> [What you need to do]:
Find every line in the records below that holds the word "营业收入", and copy each one.

> [A block of data]:

________________________

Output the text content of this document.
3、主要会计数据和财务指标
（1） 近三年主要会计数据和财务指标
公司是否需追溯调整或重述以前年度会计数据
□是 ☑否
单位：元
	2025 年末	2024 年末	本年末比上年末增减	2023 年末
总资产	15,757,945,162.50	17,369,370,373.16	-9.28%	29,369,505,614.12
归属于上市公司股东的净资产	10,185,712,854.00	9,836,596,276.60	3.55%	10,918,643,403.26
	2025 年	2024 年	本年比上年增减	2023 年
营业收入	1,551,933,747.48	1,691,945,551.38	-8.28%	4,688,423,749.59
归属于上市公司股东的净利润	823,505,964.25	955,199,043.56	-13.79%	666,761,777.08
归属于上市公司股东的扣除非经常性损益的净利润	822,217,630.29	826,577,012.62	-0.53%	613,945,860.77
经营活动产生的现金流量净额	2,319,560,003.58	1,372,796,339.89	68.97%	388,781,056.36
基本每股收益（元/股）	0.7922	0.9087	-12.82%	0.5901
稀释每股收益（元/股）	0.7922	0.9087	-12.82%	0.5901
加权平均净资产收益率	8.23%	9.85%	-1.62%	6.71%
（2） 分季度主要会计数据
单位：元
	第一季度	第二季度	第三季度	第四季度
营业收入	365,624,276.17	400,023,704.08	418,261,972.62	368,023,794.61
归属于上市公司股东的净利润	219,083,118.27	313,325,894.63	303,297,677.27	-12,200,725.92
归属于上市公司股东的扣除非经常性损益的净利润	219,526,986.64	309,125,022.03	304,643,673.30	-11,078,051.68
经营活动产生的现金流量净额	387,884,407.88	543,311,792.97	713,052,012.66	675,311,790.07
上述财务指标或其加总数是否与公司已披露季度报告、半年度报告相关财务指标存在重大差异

________________________

> [Complete response]:
营业收入	1,551,933,747.48	1,691,945,551.38	-8.28%	4,688,423,749.59
营业收入	365,624,276.17	400,023,704.08	418,261,972.62	368,023,794.61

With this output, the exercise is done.